▶ WHAT TO DO: Output all entries verbatim. Skip pictures.

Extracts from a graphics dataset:
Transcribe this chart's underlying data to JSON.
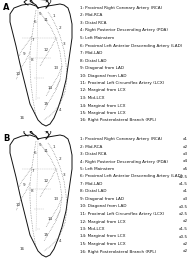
{
  "title_A": "A",
  "title_B": "B",
  "bg_color": "#ffffff",
  "legend_A": [
    "1: Proximal Right Coronary Artery (RCA)",
    "2: Mid-RCA",
    "3: Distal RCA",
    "4: Right Posterior Descending Artery (PDA)",
    "5: Left Mainstem",
    "6: Proximal Left Anterior Descending Artery (LAD)",
    "7: Mid-LAD",
    "8: Distal LAD",
    "9: Diagonal from LAD",
    "10: Diagonal from LAD",
    "11: Proximal Left Circumflex Artery (LCX)",
    "12: Marginal from LCX",
    "13: Mid-LCX",
    "14: Marginal from LCX",
    "15: Marginal from LCX",
    "16: Right Posterolateral Branch (RPL)"
  ],
  "legend_B_labels": [
    "1: Proximal Right Coronary Artery (RCA)",
    "2: Mid-RCA",
    "3: Distal RCA",
    "4: Right Posterior Descending Artery (PDA)",
    "5: Left Mainstem",
    "6: Proximal Left Anterior Descending Artery (LAD)",
    "7: Mid-LAD",
    "8: Distal LAD",
    "9: Diagonal from LAD",
    "10: Diagonal from LAD",
    "11: Proximal Left Circumflex Artery (LCX)",
    "12: Marginal from LCX",
    "13: Mid-LCX",
    "14: Marginal from LCX",
    "15: Marginal from LCX",
    "16: Right Posterolateral Branch (RPL)"
  ],
  "legend_B_values": [
    "x1",
    "x2",
    "x3",
    "x4",
    "x5",
    "x2.5",
    "x1.5",
    "x1",
    "x3",
    "x0.5",
    "x2.5",
    "x2",
    "x1.5",
    "x0.5",
    "x2",
    "x2"
  ],
  "num_labels_heart": [
    "1",
    "2",
    "3",
    "4",
    "5",
    "6",
    "7",
    "8",
    "9",
    "10",
    "11",
    "12",
    "13",
    "14",
    "15",
    "16"
  ]
}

▶ EXERCISE OUTPUT:
Transcribe this chart's underlying data to JSON.
{
  "title_A": "A",
  "title_B": "B",
  "bg_color": "#ffffff",
  "legend_A": [
    "1: Proximal Right Coronary Artery (RCA)",
    "2: Mid-RCA",
    "3: Distal RCA",
    "4: Right Posterior Descending Artery (PDA)",
    "5: Left Mainstem",
    "6: Proximal Left Anterior Descending Artery (LAD)",
    "7: Mid-LAD",
    "8: Distal LAD",
    "9: Diagonal from LAD",
    "10: Diagonal from LAD",
    "11: Proximal Left Circumflex Artery (LCX)",
    "12: Marginal from LCX",
    "13: Mid-LCX",
    "14: Marginal from LCX",
    "15: Marginal from LCX",
    "16: Right Posterolateral Branch (RPL)"
  ],
  "legend_B_labels": [
    "1: Proximal Right Coronary Artery (RCA)",
    "2: Mid-RCA",
    "3: Distal RCA",
    "4: Right Posterior Descending Artery (PDA)",
    "5: Left Mainstem",
    "6: Proximal Left Anterior Descending Artery (LAD)",
    "7: Mid-LAD",
    "8: Distal LAD",
    "9: Diagonal from LAD",
    "10: Diagonal from LAD",
    "11: Proximal Left Circumflex Artery (LCX)",
    "12: Marginal from LCX",
    "13: Mid-LCX",
    "14: Marginal from LCX",
    "15: Marginal from LCX",
    "16: Right Posterolateral Branch (RPL)"
  ],
  "legend_B_values": [
    "x1",
    "x2",
    "x3",
    "x4",
    "x5",
    "x2.5",
    "x1.5",
    "x1",
    "x3",
    "x0.5",
    "x2.5",
    "x2",
    "x1.5",
    "x0.5",
    "x2",
    "x2"
  ],
  "num_labels_heart": [
    "1",
    "2",
    "3",
    "4",
    "5",
    "6",
    "7",
    "8",
    "9",
    "10",
    "11",
    "12",
    "13",
    "14",
    "15",
    "16"
  ]
}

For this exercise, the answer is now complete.